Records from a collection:
--*--

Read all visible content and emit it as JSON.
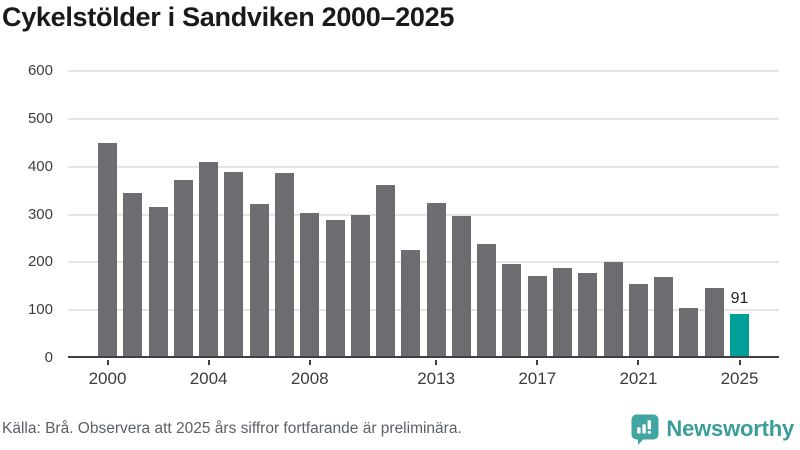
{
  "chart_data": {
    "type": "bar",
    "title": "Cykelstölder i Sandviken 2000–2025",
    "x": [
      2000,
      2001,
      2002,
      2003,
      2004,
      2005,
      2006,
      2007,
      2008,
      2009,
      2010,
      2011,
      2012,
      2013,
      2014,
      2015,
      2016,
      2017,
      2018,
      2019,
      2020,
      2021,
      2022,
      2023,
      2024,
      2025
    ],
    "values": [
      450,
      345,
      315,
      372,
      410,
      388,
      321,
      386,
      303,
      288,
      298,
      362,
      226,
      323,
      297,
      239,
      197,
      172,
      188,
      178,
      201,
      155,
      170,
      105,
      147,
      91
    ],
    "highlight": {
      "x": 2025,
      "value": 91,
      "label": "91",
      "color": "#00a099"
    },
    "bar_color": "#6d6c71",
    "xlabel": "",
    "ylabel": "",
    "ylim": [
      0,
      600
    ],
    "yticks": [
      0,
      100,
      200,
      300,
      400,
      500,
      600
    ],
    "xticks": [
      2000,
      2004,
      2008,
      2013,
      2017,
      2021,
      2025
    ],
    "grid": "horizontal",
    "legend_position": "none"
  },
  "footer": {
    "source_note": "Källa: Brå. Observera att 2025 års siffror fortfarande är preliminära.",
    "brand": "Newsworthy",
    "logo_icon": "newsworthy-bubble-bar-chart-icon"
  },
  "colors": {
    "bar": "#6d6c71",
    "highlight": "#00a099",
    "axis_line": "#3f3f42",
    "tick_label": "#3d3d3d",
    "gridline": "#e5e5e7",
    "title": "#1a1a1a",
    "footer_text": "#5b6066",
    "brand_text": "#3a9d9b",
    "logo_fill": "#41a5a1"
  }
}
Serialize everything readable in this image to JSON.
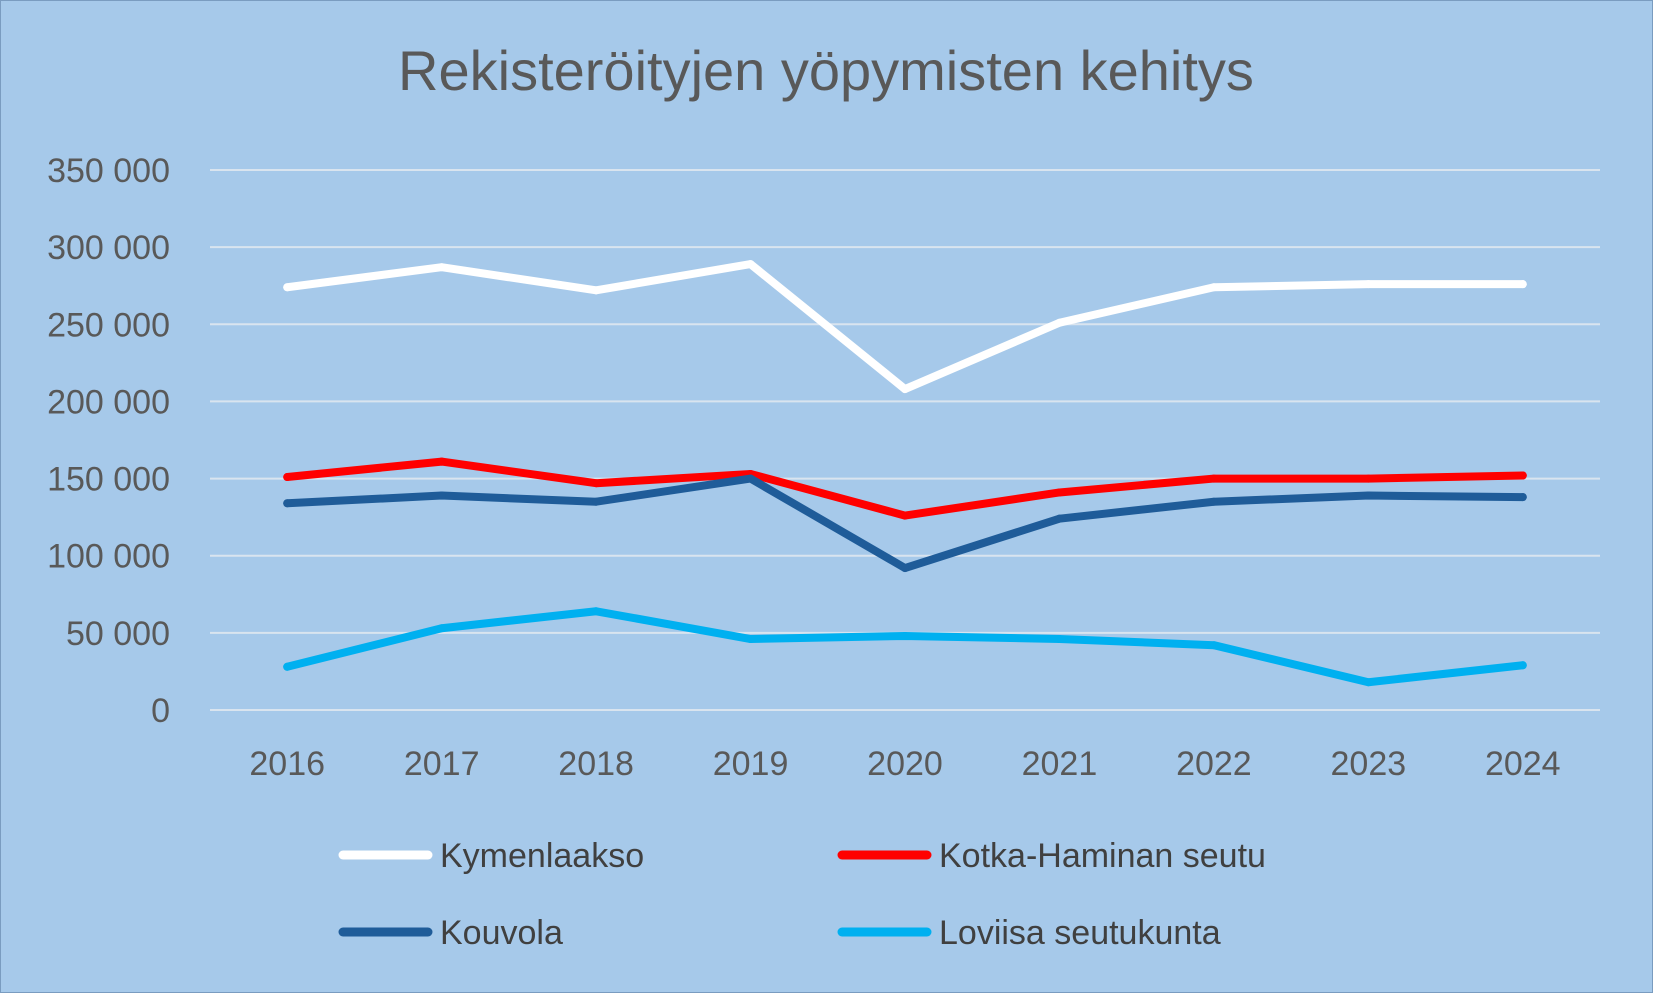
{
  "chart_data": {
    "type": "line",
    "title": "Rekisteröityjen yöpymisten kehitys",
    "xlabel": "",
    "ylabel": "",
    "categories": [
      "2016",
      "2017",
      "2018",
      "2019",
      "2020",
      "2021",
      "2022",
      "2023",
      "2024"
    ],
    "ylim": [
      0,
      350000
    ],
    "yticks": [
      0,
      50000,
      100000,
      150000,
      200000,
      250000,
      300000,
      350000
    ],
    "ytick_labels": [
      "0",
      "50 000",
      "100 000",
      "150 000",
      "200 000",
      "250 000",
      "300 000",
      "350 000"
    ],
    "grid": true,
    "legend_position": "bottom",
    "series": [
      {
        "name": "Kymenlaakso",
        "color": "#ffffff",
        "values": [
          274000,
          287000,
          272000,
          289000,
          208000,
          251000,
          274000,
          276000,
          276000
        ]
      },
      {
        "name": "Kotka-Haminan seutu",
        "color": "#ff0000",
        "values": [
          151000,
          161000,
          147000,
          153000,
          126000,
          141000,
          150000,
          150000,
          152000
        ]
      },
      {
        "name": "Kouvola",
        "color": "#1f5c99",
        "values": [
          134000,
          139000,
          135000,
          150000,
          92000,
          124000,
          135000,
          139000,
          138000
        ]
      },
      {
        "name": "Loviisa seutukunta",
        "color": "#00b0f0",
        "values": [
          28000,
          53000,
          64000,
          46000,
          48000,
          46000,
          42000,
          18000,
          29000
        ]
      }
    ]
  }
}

--*--

Task prompt -> Send back the data above word for word, with the pictures left out.

Result ->
Read all visible content and emit it as JSON.
{
  "chart_data": {
    "type": "bar",
    "title": "Cykelstölder i Sandviken 2000–2025",
    "x": [
      2000,
      2001,
      2002,
      2003,
      2004,
      2005,
      2006,
      2007,
      2008,
      2009,
      2010,
      2011,
      2012,
      2013,
      2014,
      2015,
      2016,
      2017,
      2018,
      2019,
      2020,
      2021,
      2022,
      2023,
      2024,
      2025
    ],
    "values": [
      450,
      345,
      315,
      372,
      410,
      388,
      321,
      386,
      303,
      288,
      298,
      362,
      226,
      323,
      297,
      239,
      197,
      172,
      188,
      178,
      201,
      155,
      170,
      105,
      147,
      91
    ],
    "highlight": {
      "x": 2025,
      "value": 91,
      "label": "91",
      "color": "#00a099"
    },
    "bar_color": "#6d6c71",
    "xlabel": "",
    "ylabel": "",
    "ylim": [
      0,
      600
    ],
    "yticks": [
      0,
      100,
      200,
      300,
      400,
      500,
      600
    ],
    "xticks": [
      2000,
      2004,
      2008,
      2013,
      2017,
      2021,
      2025
    ],
    "grid": "horizontal",
    "legend_position": "none"
  },
  "footer": {
    "source_note": "Källa: Brå. Observera att 2025 års siffror fortfarande är preliminära.",
    "brand": "Newsworthy",
    "logo_icon": "newsworthy-bubble-bar-chart-icon"
  },
  "colors": {
    "bar": "#6d6c71",
    "highlight": "#00a099",
    "axis_line": "#3f3f42",
    "tick_label": "#3d3d3d",
    "gridline": "#e5e5e7",
    "title": "#1a1a1a",
    "footer_text": "#5b6066",
    "brand_text": "#3a9d9b",
    "logo_fill": "#41a5a1"
  }
}
Serialize everything readable in this image to JSON.
{
  "chart_data": {
    "type": "line",
    "title": "Rekisteröityjen yöpymisten kehitys",
    "xlabel": "",
    "ylabel": "",
    "categories": [
      "2016",
      "2017",
      "2018",
      "2019",
      "2020",
      "2021",
      "2022",
      "2023",
      "2024"
    ],
    "ylim": [
      0,
      350000
    ],
    "yticks": [
      0,
      50000,
      100000,
      150000,
      200000,
      250000,
      300000,
      350000
    ],
    "ytick_labels": [
      "0",
      "50 000",
      "100 000",
      "150 000",
      "200 000",
      "250 000",
      "300 000",
      "350 000"
    ],
    "grid": true,
    "legend_position": "bottom",
    "series": [
      {
        "name": "Kymenlaakso",
        "color": "#ffffff",
        "values": [
          274000,
          287000,
          272000,
          289000,
          208000,
          251000,
          274000,
          276000,
          276000
        ]
      },
      {
        "name": "Kotka-Haminan seutu",
        "color": "#ff0000",
        "values": [
          151000,
          161000,
          147000,
          153000,
          126000,
          141000,
          150000,
          150000,
          152000
        ]
      },
      {
        "name": "Kouvola",
        "color": "#1f5c99",
        "values": [
          134000,
          139000,
          135000,
          150000,
          92000,
          124000,
          135000,
          139000,
          138000
        ]
      },
      {
        "name": "Loviisa seutukunta",
        "color": "#00b0f0",
        "values": [
          28000,
          53000,
          64000,
          46000,
          48000,
          46000,
          42000,
          18000,
          29000
        ]
      }
    ]
  }
}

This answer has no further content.